> _Given text_:
# 921 after power surge



## Nathan_R (Jul 21, 2003)

Hi all, 

I apologize in advance if this post should be in another forum and for my long-windedness. Here's the deal:

Two nights ago, I had a very brief power surge in my living room, where my 921 is located. The 921 is protected by a Panamax Max 5300, which cut out briefly due to the surge. The other 11 components in my rack are performing perfectly after the surge, but the 921 is flaky. 

Now I can only receive some channels on the 119 sat. I've lost my sat HD, my sat locals, and my sat movie channels. The kicker is that when I run a check switch, the routine says I have no switch installed at all. I have a red-and-white X on 119 with Switch: No Switch and Status: UNKNOWN on both inputs. However, I'm getting a very high strength on 119 (consistently 125 strength), and like I said, I'm getting all some of my 119 channels.

The 921 is fed by a 34 switch, which also feeds a 508 (or maybe 510) in my bedroom, along with an 811 in my living room. The bedroom DVR and 811 are performing perfectly. I even ran a check switch and hard reboot on it to make sure it's not a bad switch.

Before I called Dish las night, I ran another unplug, reboot, and check switch routine to no avail. Unfortunately, the advanced techs couldn't help. Their final advice was to call my installer. While I have no problem with this (he's heading over tomorrow), I'm at a complete loss as to what the problem may be.

I could understand one of the tuners frying, but wouldn't that mean a loss of all of 119 altogether? Also, last night (24 hours after the surge), I still had OTA guide data for me locals. This evening (48 hours after the surge), I have nothing but "Local Programming" on those channels.

Does anyone have any thoughts?

On a side note, I greatly appreciate the professionalism and good humor of my advanced tech last night. I was concerned I was going to spend the evening in an endless cycle of "unplug and reboot" scenarios, but to my surprise, she was said I'd already followed the normal procedures and she didn't want to spend the night wedged between the wall and my rack 

Any and all comments would be greatly appreciated.

Thanks and best regards,
~~Nathan


----------



## bbomar (Oct 18, 2004)

Just a couple of thoughts which you may have tried. If the satellite
cable(s) go through the surge protector you might try bypassing it.
If it is not too difficult you might also try swapping cables with
your other receiver.


----------



## Nathan_R (Jul 21, 2003)

Good point, bbomar. I'm not running the coax through the surge protector, though. This may be a lessoned learned as far as running coax through the SP in the future, but I'm not sure how a random surge could have come from the dish itself.  I'll have him switch out the cables tomorrow, as I don't have 100 ft. of coax lying around 

Any ideas if possibly something within the 921 itself could have shorted out?


----------



## Mark Lamutt (Mar 24, 2002)

It's absolutely possible that your 921 was fried by the surge, especially if your other receivers are working.


----------



## FrequentFlyer (Sep 22, 2004)

Did you power cycle the switch? I have seen this a lot on my 921 and I have to power down the switch (unplug power inserter) and then power it back up EVEN IF the other receivers are all working.

> _Work to complete_:
#1 In the thread about the 921 after a power surge, what surge protector is the 921 connected to?
#2 Pick up the thread about the 921 after a power surge and continue it past its last post.
The records that come next are separate material, unrelated to the thread about the 921.

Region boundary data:
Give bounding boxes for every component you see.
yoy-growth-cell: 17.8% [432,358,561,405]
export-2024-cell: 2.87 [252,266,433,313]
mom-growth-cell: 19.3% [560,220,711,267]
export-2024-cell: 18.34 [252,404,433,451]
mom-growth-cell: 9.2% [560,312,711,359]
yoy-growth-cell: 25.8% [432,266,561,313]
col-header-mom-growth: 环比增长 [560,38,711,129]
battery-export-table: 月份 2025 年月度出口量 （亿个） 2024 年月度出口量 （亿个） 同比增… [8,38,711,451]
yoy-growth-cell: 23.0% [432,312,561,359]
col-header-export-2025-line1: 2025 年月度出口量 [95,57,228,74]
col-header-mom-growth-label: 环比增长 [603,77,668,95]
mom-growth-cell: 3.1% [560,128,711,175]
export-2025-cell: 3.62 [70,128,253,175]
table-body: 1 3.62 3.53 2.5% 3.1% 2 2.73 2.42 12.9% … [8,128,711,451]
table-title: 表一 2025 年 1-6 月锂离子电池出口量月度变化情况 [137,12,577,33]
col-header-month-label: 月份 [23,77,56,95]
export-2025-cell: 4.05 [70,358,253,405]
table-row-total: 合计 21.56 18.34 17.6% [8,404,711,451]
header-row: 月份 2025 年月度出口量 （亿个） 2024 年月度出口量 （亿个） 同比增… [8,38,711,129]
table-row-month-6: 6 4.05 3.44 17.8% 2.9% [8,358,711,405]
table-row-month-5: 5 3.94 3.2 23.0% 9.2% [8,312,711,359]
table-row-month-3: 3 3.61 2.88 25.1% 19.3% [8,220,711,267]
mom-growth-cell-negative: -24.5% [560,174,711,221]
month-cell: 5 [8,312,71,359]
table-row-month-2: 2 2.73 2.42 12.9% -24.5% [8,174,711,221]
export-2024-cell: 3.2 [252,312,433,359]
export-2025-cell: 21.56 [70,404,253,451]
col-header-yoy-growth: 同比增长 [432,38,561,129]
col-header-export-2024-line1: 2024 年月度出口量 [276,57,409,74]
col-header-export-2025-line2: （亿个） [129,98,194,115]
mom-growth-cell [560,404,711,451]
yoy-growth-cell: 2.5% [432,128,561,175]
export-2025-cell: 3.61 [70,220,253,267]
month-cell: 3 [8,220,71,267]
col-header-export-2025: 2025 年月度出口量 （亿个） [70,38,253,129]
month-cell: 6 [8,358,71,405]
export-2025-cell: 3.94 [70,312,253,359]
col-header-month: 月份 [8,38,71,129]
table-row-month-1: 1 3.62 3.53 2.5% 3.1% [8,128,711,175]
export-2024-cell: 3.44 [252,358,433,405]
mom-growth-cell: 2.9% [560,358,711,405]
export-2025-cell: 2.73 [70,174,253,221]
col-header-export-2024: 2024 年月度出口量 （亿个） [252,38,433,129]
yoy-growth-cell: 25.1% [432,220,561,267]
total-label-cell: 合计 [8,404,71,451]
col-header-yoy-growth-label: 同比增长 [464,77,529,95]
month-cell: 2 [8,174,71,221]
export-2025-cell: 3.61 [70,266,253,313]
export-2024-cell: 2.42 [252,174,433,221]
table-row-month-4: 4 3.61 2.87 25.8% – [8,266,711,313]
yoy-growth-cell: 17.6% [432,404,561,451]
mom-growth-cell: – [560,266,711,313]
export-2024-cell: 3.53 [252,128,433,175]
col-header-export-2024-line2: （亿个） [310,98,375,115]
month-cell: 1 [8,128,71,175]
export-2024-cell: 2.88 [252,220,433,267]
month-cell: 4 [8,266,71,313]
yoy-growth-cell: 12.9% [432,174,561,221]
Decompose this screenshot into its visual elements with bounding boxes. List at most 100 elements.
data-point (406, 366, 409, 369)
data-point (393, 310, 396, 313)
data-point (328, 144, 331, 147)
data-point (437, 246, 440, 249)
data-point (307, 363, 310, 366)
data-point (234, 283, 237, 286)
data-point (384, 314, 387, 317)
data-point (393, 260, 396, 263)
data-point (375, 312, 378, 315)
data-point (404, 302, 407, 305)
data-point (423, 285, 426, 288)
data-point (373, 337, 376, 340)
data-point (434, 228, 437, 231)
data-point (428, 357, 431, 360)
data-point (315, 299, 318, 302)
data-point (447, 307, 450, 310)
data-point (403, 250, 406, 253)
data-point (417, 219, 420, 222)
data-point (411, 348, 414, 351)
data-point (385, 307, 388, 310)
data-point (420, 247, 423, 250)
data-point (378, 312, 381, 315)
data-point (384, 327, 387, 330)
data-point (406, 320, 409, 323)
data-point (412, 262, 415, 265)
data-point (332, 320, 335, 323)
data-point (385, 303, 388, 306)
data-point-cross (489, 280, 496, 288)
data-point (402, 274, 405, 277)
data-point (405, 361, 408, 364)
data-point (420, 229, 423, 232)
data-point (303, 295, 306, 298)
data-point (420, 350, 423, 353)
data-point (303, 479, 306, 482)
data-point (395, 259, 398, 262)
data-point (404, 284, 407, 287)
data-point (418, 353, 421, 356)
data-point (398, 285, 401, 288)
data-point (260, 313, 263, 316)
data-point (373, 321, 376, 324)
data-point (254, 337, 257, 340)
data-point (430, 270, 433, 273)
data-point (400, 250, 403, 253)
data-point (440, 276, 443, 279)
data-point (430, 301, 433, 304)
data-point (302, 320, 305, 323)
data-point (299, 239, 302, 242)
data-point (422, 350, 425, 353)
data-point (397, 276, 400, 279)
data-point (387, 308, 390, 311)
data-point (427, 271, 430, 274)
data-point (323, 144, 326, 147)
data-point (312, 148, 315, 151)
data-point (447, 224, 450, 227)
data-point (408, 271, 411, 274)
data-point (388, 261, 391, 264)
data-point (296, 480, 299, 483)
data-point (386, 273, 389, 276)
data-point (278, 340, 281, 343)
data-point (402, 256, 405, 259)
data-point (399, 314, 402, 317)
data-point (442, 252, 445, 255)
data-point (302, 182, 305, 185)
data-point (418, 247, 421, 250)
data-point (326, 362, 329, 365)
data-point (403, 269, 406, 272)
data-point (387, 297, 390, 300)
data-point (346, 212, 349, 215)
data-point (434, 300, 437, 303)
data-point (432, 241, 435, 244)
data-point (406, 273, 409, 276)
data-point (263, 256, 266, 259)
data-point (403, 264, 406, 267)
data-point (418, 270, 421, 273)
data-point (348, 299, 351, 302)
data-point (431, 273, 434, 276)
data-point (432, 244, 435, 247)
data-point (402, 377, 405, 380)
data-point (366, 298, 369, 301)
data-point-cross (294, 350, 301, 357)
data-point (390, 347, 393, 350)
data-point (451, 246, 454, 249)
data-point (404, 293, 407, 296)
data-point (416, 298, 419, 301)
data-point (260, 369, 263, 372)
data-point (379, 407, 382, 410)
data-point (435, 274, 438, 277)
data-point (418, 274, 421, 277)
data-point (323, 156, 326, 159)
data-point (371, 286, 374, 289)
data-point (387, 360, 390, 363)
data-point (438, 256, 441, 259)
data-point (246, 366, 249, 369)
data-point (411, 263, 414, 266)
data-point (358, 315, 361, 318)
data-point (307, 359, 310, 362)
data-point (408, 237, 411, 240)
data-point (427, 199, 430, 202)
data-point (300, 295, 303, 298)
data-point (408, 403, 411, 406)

> _Answers for this exercise_:
#1 A Panamax Max 5300.

#2
----------



## Nathan_R (Jul 21, 2003)

Just an update:

I'm pretty sure my 3-month-old 921 is dead at this point.  I've changed all the cables out and even re-ran the lines from the switch to my receivers. I neglected to mention that I also have an 811 in the living room setup. In fact, I completely forgot it was even in the rack, as I never fire it up. I switched out the feeds between the two (several times), all with the same result. I can only get a few of the 119 channels on the 921. The 811 is performing beautifully. 

My installer buddy couldn't make it out this weekend, but I'm pretty sure there's nothing he can do to resurrect the box. Still, I'll have him out whenever he can make it.

In the meantime, is there any type of warranty for this thing (aside from the optional Dish monthly surcharge warranty fee)? Given the lifespan of my particular unit, I can't and won't pay for another unit. If any of the other 9 components had fried (or even acted up) after the power surge, it would be a different story. 

This is just depressing before the holidays


----------



## SimpleSimon (Jan 15, 2004)

First, have you done what was suggested in the prior few posts? They are all good tests that the E* CSRs don't know about.

Second, I think the 921 has a one-year warranty.


----------



## Nathan_R (Jul 21, 2003)

I tried everything mentioned except power cycling the switch. To the best of my knowledge, my switch has no power inserter to unplug. 

I purchased 100 of coax and re-wired the run from the switch to the 921.

Thanks for the heads-up on the warranty. If I get out of work at a reasonable time, I'll give Dish a call again.

In the meantime, I'm glad I still have the 811.

Thanks.
~~Nathan


----------



## Nathan_R (Jul 21, 2003)

Just an update (and then this thread can be closed):

Dish is sending me a new 921. I was supposed to receive a call regarding my RMA number today, but nothing yet. I'm just glad they're replacing my unit. 

Thanks for the input and suggestions, folks!


----------



## Mark Lamutt (Mar 24, 2002)

Nathan, if you don't hear anything from them by Monday afternoon, email me your contact info and I'll send it along.


----------



## Nathan_R (Jul 21, 2003)

Thanks for the offer, Mark. I'll keep that in mind Monday


----------



## ClaudeR (Dec 7, 2003)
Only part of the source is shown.